# Source start
|

AWS CloudFront

CloudFront integration via Real-Time Logs piped through Kinesis to your OA telemetry endpoint. Uses AWS WAF Bot Control's CategoryAI rule for classification. More infrastructure than other CDN options, but covers the largest cloud market share.

Requires AWS infrastructure Zero latency impact source_role: edge

The challenge

CloudFront is the weakest CDN for edge telemetry because of a fundamental limitation:

Edge runtimeOutbound HTTPAsync (non-blocking)
CloudFront FunctionsNot supportedN/A
Lambda@EdgeSupportedNo - blocks response until complete

Unlike Cloudflare Workers (ctx.waitUntil) or Netlify Edge Functions (context.waitUntil), Lambda@Edge has no fire-and-forget mechanism. Making an outbound HTTP call adds its latency directly to the user's page load.


Recommended: Real-Time Logs pipeline

The best path is CloudFront Real-Time Logs streamed through Kinesis, with AWS WAF Bot Control handling AI bot classification:

flow
AI Bot ──GET──> CloudFront + WAF Bot Control
                    │
                    ├── Bot Control applies labels
                    │   awswaf:managed:aws:bot-control:bot:category:ai
                    │   awswaf:managed:aws:bot-control:bot:name:<name>
                    │   awswaf:managed:aws:bot-control:bot:verified
                    │
                    └── Real-Time Log entry (includes WAF labels)
# Source end
What you will do -
a - Reproduce verbatim the passage of the CloudFront telemetry page that opens with the words containing "CloudFront FunctionsNot supportedN/A" and closes with "user's page load.".
b - Write the next part of the CloudFront AI bot telemetry page, picking up after its last line.
# Record excerpts start
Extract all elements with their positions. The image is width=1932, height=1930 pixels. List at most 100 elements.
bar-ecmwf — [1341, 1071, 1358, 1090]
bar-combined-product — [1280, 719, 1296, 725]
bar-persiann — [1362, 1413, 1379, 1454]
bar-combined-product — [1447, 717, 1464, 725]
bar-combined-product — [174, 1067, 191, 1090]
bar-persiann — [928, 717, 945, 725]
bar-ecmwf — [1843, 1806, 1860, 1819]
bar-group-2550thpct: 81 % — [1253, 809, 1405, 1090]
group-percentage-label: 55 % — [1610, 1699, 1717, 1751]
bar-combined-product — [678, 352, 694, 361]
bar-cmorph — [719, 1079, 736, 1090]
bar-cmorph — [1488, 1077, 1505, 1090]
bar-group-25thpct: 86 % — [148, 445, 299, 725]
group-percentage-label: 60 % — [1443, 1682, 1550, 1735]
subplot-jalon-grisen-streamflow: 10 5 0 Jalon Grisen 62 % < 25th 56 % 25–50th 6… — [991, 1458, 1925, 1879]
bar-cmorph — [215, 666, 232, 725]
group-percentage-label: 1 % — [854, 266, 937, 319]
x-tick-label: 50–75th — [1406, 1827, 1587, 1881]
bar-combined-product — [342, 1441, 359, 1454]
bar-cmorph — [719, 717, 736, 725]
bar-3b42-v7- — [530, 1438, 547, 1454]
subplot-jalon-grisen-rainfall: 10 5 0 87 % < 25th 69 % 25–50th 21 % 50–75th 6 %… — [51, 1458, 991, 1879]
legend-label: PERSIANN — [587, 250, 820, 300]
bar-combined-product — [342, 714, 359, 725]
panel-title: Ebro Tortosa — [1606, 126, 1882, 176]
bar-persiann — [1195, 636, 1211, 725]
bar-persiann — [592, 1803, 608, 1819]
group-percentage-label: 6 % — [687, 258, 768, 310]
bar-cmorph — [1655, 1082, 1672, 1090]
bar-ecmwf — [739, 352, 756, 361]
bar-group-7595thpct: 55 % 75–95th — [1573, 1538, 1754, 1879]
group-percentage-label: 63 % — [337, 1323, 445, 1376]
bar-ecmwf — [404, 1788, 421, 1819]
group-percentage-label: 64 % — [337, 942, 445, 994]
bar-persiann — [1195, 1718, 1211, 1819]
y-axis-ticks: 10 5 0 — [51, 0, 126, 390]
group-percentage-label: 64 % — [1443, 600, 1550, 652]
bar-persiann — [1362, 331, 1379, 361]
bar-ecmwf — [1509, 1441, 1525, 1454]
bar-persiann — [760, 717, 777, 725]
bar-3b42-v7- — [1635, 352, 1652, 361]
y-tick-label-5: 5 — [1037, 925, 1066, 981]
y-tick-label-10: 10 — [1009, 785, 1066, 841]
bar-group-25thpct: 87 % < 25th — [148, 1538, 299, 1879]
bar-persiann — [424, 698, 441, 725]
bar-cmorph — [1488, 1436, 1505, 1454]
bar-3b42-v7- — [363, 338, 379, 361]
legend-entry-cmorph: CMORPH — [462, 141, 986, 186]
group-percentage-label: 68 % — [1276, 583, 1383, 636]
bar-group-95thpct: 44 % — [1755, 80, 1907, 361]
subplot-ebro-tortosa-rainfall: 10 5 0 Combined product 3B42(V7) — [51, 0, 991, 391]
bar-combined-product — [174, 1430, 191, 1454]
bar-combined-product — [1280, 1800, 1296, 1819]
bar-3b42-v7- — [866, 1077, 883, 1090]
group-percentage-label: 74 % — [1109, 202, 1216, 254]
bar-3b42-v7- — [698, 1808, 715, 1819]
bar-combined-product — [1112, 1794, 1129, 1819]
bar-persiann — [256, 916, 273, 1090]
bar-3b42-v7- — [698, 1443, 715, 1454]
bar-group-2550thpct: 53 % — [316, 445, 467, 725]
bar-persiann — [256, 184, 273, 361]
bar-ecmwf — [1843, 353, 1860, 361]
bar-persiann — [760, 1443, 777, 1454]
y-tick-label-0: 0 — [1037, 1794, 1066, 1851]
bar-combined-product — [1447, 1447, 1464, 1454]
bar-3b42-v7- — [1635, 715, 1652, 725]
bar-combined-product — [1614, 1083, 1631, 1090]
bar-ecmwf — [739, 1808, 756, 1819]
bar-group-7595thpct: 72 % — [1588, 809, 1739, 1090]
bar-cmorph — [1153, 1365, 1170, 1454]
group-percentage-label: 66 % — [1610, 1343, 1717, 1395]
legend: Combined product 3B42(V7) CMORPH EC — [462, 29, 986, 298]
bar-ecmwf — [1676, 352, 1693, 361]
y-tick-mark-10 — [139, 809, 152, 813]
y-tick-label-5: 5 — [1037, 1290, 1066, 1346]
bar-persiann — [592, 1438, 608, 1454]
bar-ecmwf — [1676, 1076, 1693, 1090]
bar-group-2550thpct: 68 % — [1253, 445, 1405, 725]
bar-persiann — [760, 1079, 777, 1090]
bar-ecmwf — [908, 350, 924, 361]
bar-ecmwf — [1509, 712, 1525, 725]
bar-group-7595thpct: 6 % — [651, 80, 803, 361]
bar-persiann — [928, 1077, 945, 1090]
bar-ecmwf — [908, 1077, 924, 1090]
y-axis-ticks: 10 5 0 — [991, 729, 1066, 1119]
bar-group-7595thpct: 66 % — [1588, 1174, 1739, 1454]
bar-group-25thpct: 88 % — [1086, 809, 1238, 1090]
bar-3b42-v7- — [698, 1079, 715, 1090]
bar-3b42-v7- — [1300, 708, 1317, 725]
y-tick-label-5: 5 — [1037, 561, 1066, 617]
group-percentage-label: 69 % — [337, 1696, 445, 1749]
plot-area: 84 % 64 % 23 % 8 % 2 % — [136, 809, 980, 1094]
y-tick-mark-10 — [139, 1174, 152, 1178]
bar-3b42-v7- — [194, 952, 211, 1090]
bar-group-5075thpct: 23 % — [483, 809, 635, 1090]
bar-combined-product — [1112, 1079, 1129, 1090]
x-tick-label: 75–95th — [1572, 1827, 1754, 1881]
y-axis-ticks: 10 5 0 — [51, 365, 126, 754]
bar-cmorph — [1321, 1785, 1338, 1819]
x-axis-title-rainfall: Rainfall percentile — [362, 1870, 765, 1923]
# Record excerpts end
Answer set -
a -
CloudFront FunctionsNot supportedN/A
Lambda@EdgeSupportedNo - blocks response until complete

Unlike Cloudflare Workers (ctx.waitUntil) or Netlify Edge Functions (context.waitUntil), Lambda@Edge has no fire-and-forget mechanism. Making an outbound HTTP call adds its latency directly to the user's page load.

b -
                        └── Kinesis Data Stream
                            └── Kinesis Data Firehose
                                └── HTTPS delivery to OA endpoint

This is fully async and adds zero latency to responses. The trade-off is infrastructure complexity - you need Kinesis Data Streams and Firehose configured in your AWS account.

Infrastructure required
This approach requires provisioning Kinesis Data Streams and Kinesis Data Firehose in your AWS account. We provide a CloudFormation template that sets up the full pipeline with one deploy.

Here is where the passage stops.